-- BEGIN Exercise input --

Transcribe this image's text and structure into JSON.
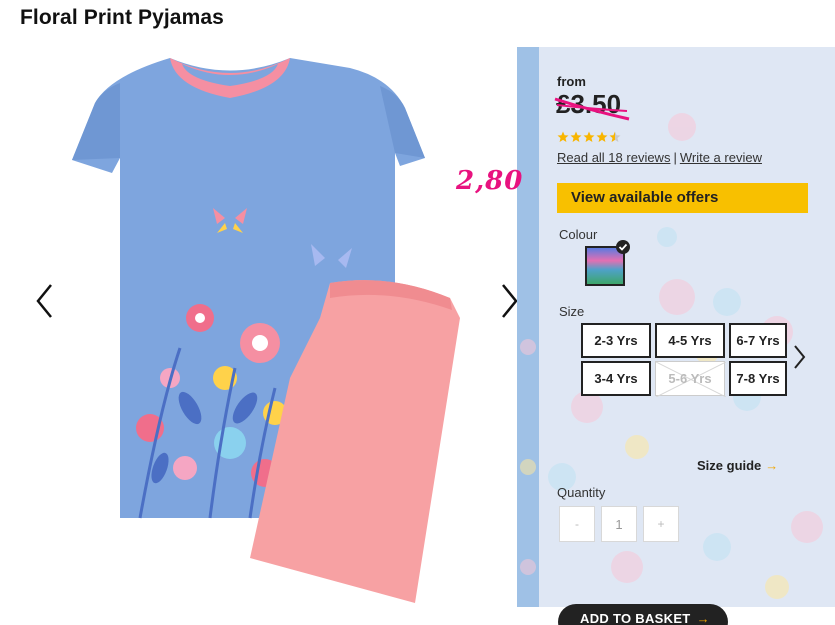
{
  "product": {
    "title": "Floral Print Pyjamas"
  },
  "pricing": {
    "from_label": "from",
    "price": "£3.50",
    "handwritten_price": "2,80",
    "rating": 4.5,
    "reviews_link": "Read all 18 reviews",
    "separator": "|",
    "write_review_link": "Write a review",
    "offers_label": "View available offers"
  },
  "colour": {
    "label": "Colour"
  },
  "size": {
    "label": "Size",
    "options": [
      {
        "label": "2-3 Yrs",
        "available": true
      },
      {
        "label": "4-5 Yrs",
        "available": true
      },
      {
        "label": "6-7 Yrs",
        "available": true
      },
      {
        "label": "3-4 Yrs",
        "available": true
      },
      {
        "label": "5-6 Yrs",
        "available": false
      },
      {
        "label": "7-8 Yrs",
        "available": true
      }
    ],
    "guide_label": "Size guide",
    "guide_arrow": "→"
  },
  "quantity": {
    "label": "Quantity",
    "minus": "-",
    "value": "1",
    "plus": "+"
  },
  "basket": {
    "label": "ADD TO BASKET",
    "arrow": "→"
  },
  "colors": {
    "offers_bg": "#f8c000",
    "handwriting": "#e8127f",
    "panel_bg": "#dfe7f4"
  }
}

-- END Exercise input --

Set problem
Keep the pictures out of the copy and write out the data exactly as it stands.

Response to this exercise
Transcribe this image's text and structure into JSON.
{
  "product": {
    "title": "Floral Print Pyjamas"
  },
  "pricing": {
    "from_label": "from",
    "price": "£3.50",
    "handwritten_price": "2,80",
    "rating": 4.5,
    "reviews_link": "Read all 18 reviews",
    "separator": "|",
    "write_review_link": "Write a review",
    "offers_label": "View available offers"
  },
  "colour": {
    "label": "Colour"
  },
  "size": {
    "label": "Size",
    "options": [
      {
        "label": "2-3 Yrs",
        "available": true
      },
      {
        "label": "4-5 Yrs",
        "available": true
      },
      {
        "label": "6-7 Yrs",
        "available": true
      },
      {
        "label": "3-4 Yrs",
        "available": true
      },
      {
        "label": "5-6 Yrs",
        "available": false
      },
      {
        "label": "7-8 Yrs",
        "available": true
      }
    ],
    "guide_label": "Size guide",
    "guide_arrow": "→"
  },
  "quantity": {
    "label": "Quantity",
    "minus": "-",
    "value": "1",
    "plus": "+"
  },
  "basket": {
    "label": "ADD TO BASKET",
    "arrow": "→"
  },
  "colors": {
    "offers_bg": "#f8c000",
    "handwriting": "#e8127f",
    "panel_bg": "#dfe7f4"
  }
}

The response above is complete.